# [Exercise details]
List each line of the data in which the string "Heavy" appears.

━━━━━━━━

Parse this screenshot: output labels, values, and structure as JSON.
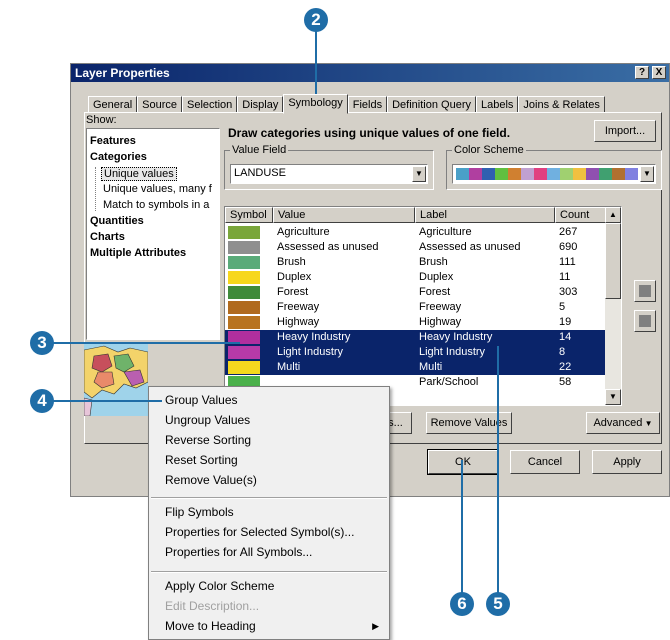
{
  "window": {
    "title": "Layer Properties",
    "help_btn": "?",
    "close_btn": "X"
  },
  "tabs": [
    "General",
    "Source",
    "Selection",
    "Display",
    "Symbology",
    "Fields",
    "Definition Query",
    "Labels",
    "Joins & Relates"
  ],
  "show": {
    "label": "Show:",
    "items": [
      "Features",
      "Categories",
      "Unique values",
      "Unique values, many f",
      "Match to symbols in a",
      "Quantities",
      "Charts",
      "Multiple Attributes"
    ]
  },
  "description": "Draw categories using unique values of one field.",
  "import_label": "Import...",
  "value_field": {
    "label": "Value Field",
    "value": "LANDUSE"
  },
  "color_scheme": {
    "label": "Color Scheme",
    "colors": [
      "#4aa0c8",
      "#b03fa0",
      "#3060b0",
      "#60c040",
      "#d08030",
      "#c0a0d0",
      "#e04080",
      "#70b0e0",
      "#a0d070",
      "#f0c040",
      "#9050b0",
      "#40a070",
      "#b07030",
      "#8080e0"
    ]
  },
  "table": {
    "headers": [
      "Symbol",
      "Value",
      "Label",
      "Count"
    ],
    "rows": [
      {
        "color": "#7aa63a",
        "value": "Agriculture",
        "label": "Agriculture",
        "count": "267",
        "selected": false
      },
      {
        "color": "#8f8f8f",
        "value": "Assessed as unused",
        "label": "Assessed as unused",
        "count": "690",
        "selected": false
      },
      {
        "color": "#5aab79",
        "value": "Brush",
        "label": "Brush",
        "count": "111",
        "selected": false
      },
      {
        "color": "#f7d71c",
        "value": "Duplex",
        "label": "Duplex",
        "count": "11",
        "selected": false
      },
      {
        "color": "#3f8a3a",
        "value": "Forest",
        "label": "Forest",
        "count": "303",
        "selected": false
      },
      {
        "color": "#b06a1e",
        "value": "Freeway",
        "label": "Freeway",
        "count": "5",
        "selected": false
      },
      {
        "color": "#b8731f",
        "value": "Highway",
        "label": "Highway",
        "count": "19",
        "selected": false
      },
      {
        "color": "#b02f9e",
        "value": "Heavy Industry",
        "label": "Heavy Industry",
        "count": "14",
        "selected": true
      },
      {
        "color": "#b63aa8",
        "value": "Light Industry",
        "label": "Light Industry",
        "count": "8",
        "selected": true
      },
      {
        "color": "#f5d81e",
        "value": "Multi",
        "label": "Multi",
        "count": "22",
        "selected": true
      },
      {
        "color": "#4ab04a",
        "value": "",
        "label": "Park/School",
        "count": "58",
        "selected": false
      }
    ]
  },
  "buttons": {
    "add_values_partial": "s...",
    "remove_values": "Remove Values",
    "advanced": "Advanced",
    "ok": "OK",
    "cancel": "Cancel",
    "apply": "Apply"
  },
  "context_menu": {
    "group1": [
      "Group Values",
      "Ungroup Values",
      "Reverse Sorting",
      "Reset Sorting",
      "Remove Value(s)"
    ],
    "group2": [
      "Flip Symbols",
      "Properties for Selected Symbol(s)...",
      "Properties for All Symbols..."
    ],
    "group3": [
      "Apply Color Scheme",
      "Edit Description...",
      "Move to Heading"
    ]
  },
  "callouts": [
    "2",
    "3",
    "4",
    "5",
    "6"
  ]
}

━━━━━━━━

# [Response for this exercise]
        "value": "Heavy Industry",
        "label": "Heavy Industry",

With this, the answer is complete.